Return, word for word, the part of the article on Jim Diamond's USC alumnus award between "Wittig said Diamond" and "and Brian Gilbert.", inclusive.

── Extract ──

Jim Diamond, professor of chemistryAt USC Jim Diamond is known as an excellent mentor to students and ambassador for Linfield College.

Diamond, professor of chemistry at Linfield, recently received a 2013 Distinguished Alumnus Award from the University of Southern California Department of Chemistry for his work in recommending and guiding outstanding Linfield chemistry students into the graduate program at USC.

Diamond, at Linfield since 1991, was a postdoctoral research associate in quantum chemistry at USC from 1979-84.

Curt Wittig, Paul A. Miller Professor of Letters, Arts and Sciences at USC, nominated Diamond for the award. He spoke of the remarkable strengths demonstrated by Linfield’s chemistry graduates who have attended USC. Linfield students, he noted, have made their mark. Since the Michael J. Dulligan Memorial Award for outstanding graduate research in physical chemistry was established in 2003, four Linfield students have received the award: Lee Chiat Ch’ng ’07, Cody Schlenker ’04, Chris Rivera ’04 and Amy (Germaine) Moskum ’98. Zhu Jinsong ’93 also studied chemistry at USC, but received his degree before the award was established.

Wittig said Diamond is the kind of faculty advisor he likes to see, taking the whole student into account. “Glorious recommendations where the student walks on water don’t do anyone any good,” Wittig said. “Jim is very clear writing recommendations that help us understand a student, and also help us assist the student when they arrive.”

Diamond said he was overwhelmed with the award and the opportunity to speak in front of some 250 distinguished colleagues and students at the awards ceremony in April.

“It’s a real tribute to the quality of our faculty who mentor them in undergraduate research,” Diamond said, pointing to chemistry colleagues Bob Wolcott, Tom Reinert, Elizabeth J.O. Atkinson and Brian Gilbert.

Because of experience at USC under the Professor Emeritus Jerry Segal, and his knowledge and high regard for the faculty, Diamond understands the students who are most likely to be successful in the program. And those students have a high regard for Diamond.

Schlenker, now a research associate of chemistry at the University of Washington, said that because of Diamond’s mentorship and training, he was able to hit the ground running at USC.

“It was not until I was in graduate school that I fully appreciated that I had left the Linfield chemistry department with a world-class education and a detailed understanding of extremely intricate subject matter that would be the cornerstone for the next 10 years of my professional development,” he said. “This allowed me to excel in my pursuit of new concepts and new materials for advanced solar energy conversion devices during my Ph.D. work.”

Ch’ng, who is completing her degree at USC, said she learned to work both independently and as a team in her physical chemistry classes at Linfield.

“It is very important to train ourselves to be an independent researcher in graduate school and Jim’s mentoring helped me to be better prepared,” she said. “In addition, the physical chemistry class at Linfield was designed in such a way that the students had to work in a team. Working in a team and collaboration are very important in graduate school.”

───
── Entries supplied ──

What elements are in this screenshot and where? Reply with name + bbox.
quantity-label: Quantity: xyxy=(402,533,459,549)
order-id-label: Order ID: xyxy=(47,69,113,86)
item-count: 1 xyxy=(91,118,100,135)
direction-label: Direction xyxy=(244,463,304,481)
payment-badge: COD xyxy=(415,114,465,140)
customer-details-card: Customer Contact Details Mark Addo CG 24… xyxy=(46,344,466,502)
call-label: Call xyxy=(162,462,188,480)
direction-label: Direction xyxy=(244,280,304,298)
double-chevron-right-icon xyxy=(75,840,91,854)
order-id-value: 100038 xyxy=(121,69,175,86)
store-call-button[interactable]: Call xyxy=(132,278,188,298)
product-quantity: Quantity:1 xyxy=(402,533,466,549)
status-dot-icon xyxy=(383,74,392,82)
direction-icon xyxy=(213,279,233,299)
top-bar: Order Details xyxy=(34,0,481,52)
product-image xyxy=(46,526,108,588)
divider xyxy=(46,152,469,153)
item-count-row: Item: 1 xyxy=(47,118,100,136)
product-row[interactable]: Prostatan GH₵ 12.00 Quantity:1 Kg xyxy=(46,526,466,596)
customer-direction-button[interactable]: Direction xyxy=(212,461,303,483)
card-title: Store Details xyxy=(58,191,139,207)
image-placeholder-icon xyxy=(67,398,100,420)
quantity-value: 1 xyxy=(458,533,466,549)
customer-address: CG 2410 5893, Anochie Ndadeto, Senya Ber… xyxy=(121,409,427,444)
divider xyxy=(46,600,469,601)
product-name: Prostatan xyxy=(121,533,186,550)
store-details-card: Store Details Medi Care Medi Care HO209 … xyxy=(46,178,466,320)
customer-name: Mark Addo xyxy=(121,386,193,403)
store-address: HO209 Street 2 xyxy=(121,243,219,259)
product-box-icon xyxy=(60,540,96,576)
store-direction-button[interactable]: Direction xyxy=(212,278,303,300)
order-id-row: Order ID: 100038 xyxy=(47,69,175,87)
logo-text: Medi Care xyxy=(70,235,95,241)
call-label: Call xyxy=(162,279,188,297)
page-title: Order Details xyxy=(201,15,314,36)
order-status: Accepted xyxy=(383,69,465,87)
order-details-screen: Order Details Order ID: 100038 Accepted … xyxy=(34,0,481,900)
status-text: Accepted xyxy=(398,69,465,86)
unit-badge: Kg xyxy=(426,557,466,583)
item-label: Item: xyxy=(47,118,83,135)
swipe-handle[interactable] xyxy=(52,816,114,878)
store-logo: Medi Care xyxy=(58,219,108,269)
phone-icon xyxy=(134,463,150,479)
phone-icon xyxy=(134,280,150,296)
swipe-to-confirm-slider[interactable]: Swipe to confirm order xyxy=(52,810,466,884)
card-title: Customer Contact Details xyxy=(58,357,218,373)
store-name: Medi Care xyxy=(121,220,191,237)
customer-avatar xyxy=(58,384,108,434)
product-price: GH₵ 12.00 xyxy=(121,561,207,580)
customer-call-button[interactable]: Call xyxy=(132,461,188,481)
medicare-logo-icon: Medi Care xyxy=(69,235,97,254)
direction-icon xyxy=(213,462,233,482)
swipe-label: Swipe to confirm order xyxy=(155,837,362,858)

───
── Entries supplied ──

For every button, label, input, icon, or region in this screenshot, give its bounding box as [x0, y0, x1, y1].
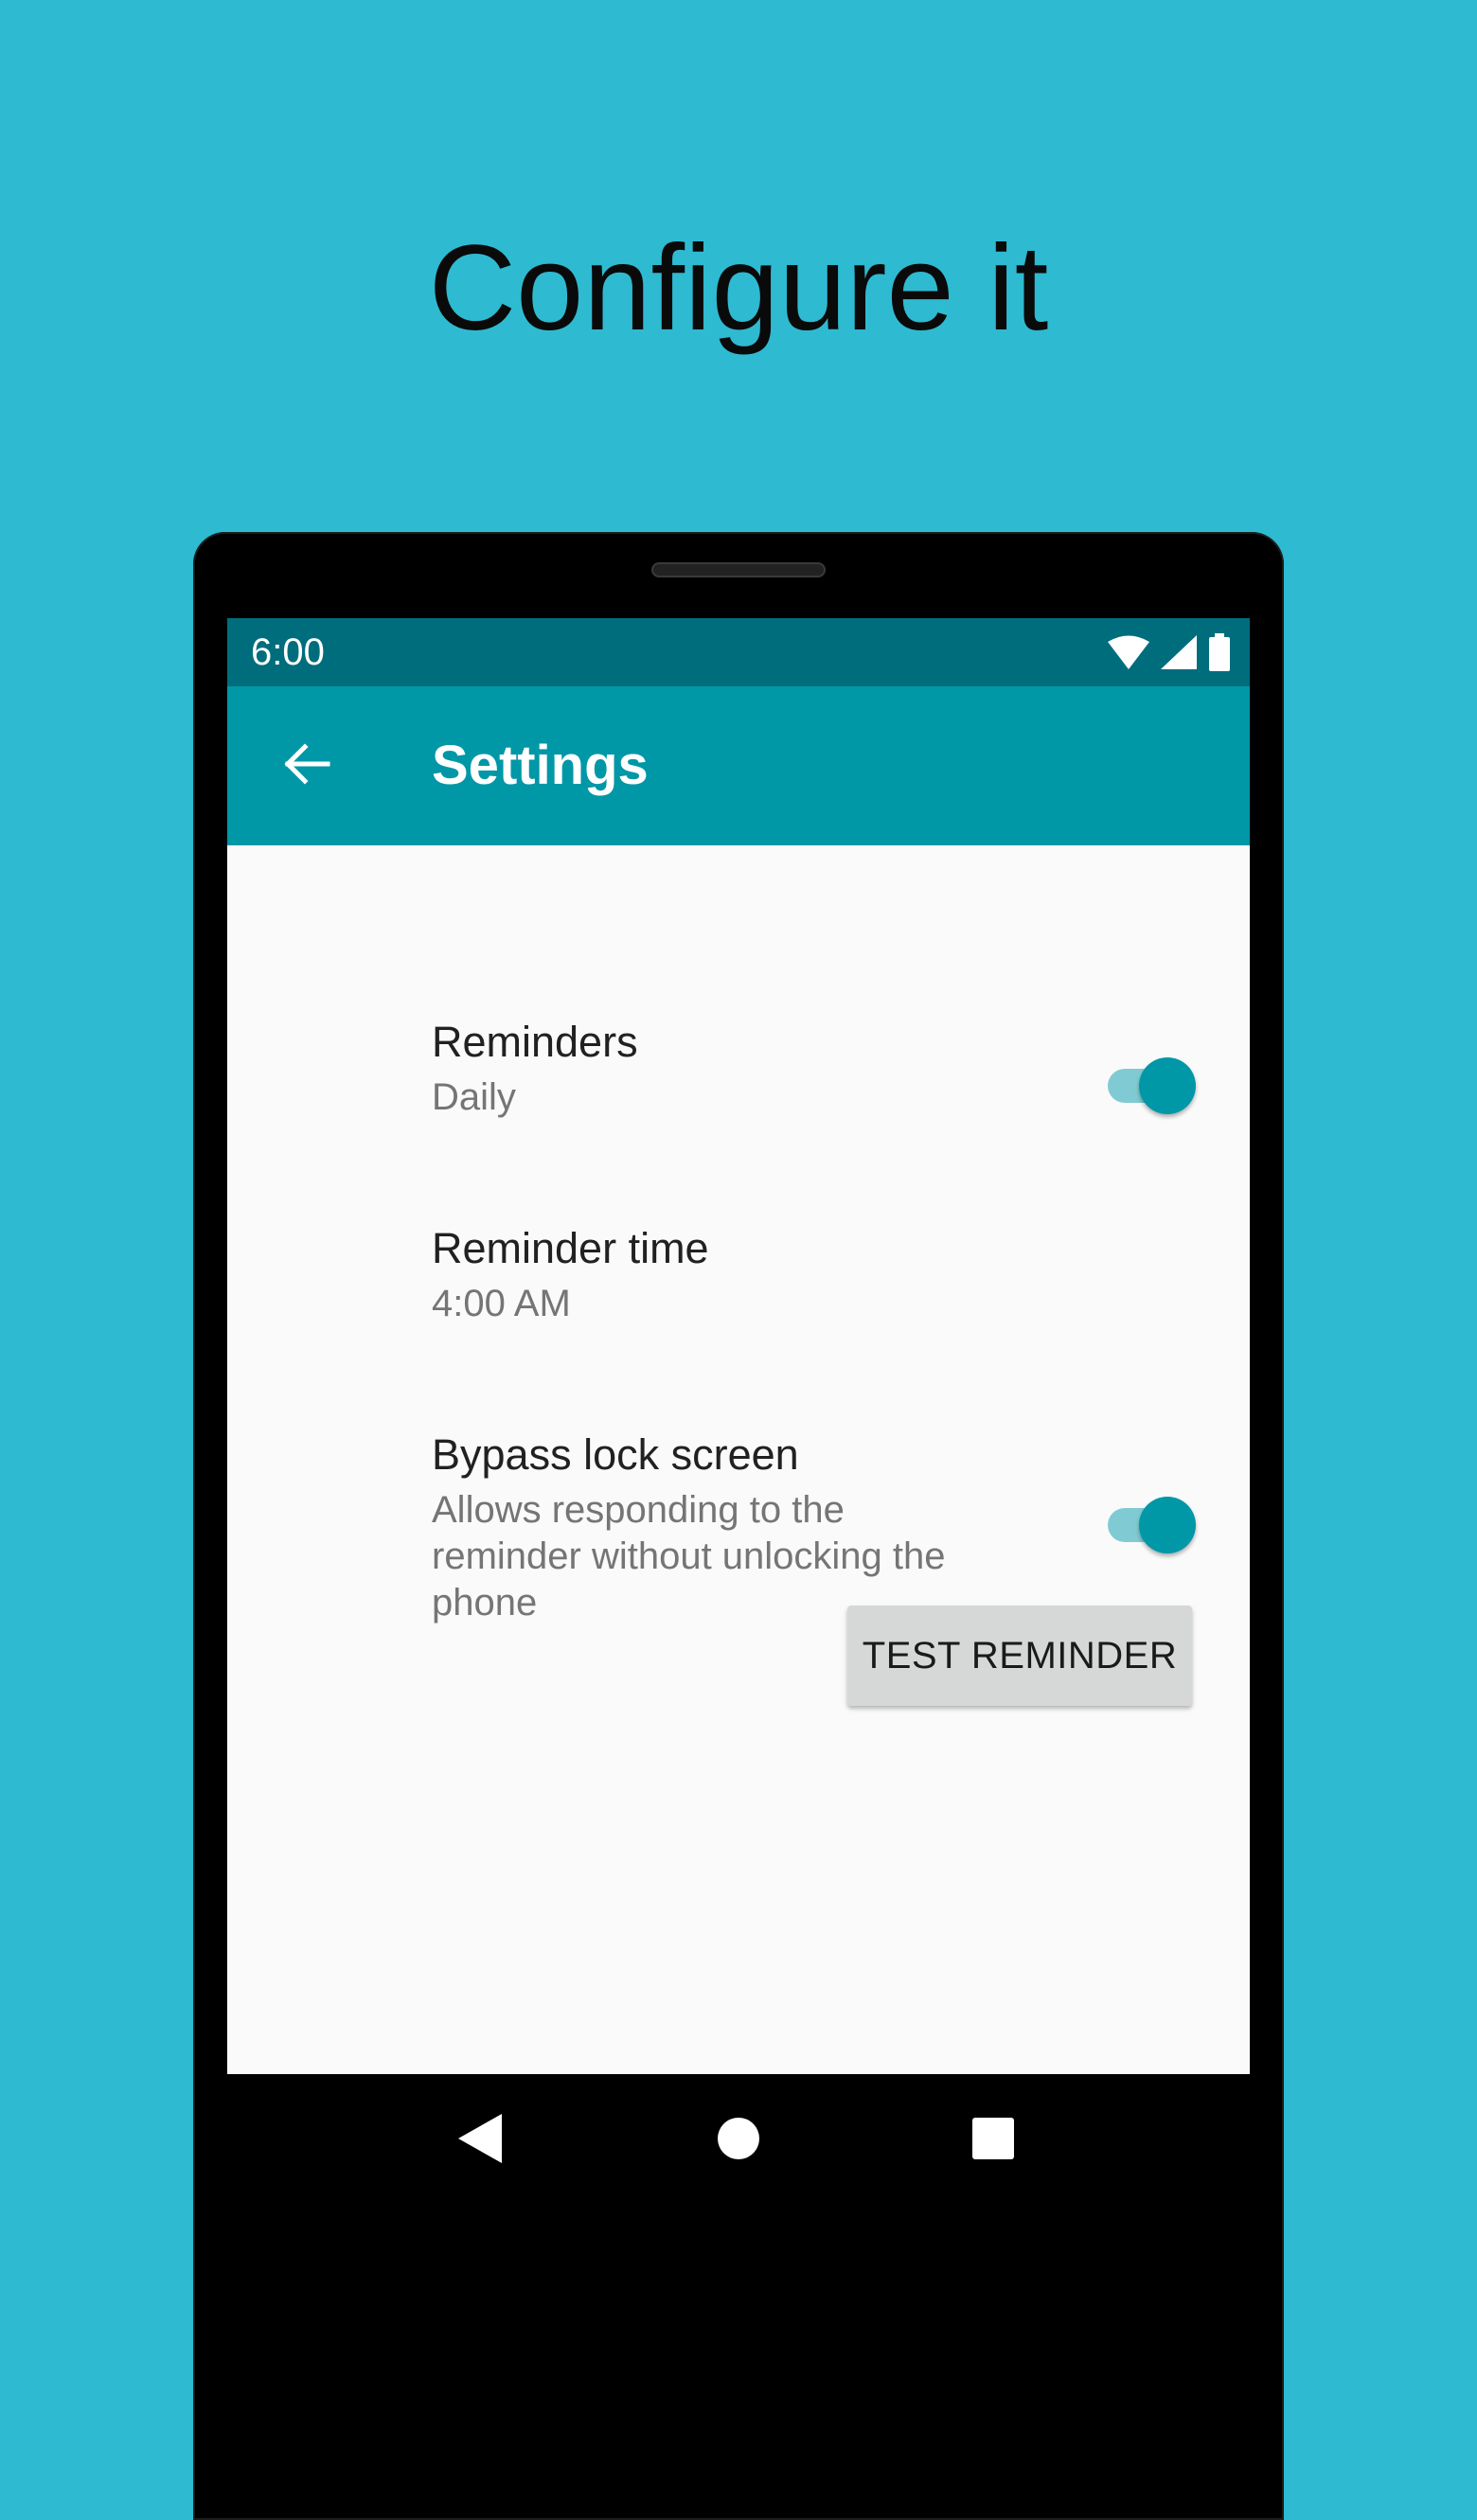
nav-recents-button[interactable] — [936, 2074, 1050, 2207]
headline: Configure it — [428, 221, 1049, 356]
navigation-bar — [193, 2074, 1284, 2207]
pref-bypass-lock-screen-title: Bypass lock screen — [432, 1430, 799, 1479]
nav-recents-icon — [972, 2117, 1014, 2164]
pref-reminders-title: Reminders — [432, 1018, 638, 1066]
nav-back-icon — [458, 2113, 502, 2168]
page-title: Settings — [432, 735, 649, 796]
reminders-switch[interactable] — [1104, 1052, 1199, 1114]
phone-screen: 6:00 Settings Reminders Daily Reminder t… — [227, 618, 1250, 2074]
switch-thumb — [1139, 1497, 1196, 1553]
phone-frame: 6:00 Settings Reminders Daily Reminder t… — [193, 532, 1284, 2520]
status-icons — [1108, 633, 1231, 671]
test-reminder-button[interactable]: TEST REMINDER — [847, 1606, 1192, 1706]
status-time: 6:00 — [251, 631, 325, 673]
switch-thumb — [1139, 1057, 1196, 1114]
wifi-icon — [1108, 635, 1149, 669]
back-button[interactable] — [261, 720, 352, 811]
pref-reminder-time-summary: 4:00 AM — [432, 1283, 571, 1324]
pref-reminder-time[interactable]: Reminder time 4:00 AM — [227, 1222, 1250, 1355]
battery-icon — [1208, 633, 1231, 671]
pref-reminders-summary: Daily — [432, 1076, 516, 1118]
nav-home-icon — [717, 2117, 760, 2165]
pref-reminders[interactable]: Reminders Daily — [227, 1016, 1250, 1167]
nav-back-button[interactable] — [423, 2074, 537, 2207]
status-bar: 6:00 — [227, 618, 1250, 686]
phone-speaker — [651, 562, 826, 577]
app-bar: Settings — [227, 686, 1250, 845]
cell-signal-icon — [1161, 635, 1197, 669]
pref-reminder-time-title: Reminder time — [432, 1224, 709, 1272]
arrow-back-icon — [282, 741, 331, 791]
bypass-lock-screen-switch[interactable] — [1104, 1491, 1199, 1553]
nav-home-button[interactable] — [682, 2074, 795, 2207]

───

## Result:
Wittig said Diamond is the kind of faculty advisor he likes to see, taking the whole student into account. “Glorious recommendations where the student walks on water don’t do anyone any good,” Wittig said. “Jim is very clear writing recommendations that help us understand a student, and also help us assist the student when they arrive.”

Diamond said he was overwhelmed with the award and the opportunity to speak in front of some 250 distinguished colleagues and students at the awards ceremony in April.

“It’s a real tribute to the quality of our faculty who mentor them in undergraduate research,” Diamond said, pointing to chemistry colleagues Bob Wolcott, Tom Reinert, Elizabeth J.O. Atkinson and Brian Gilbert.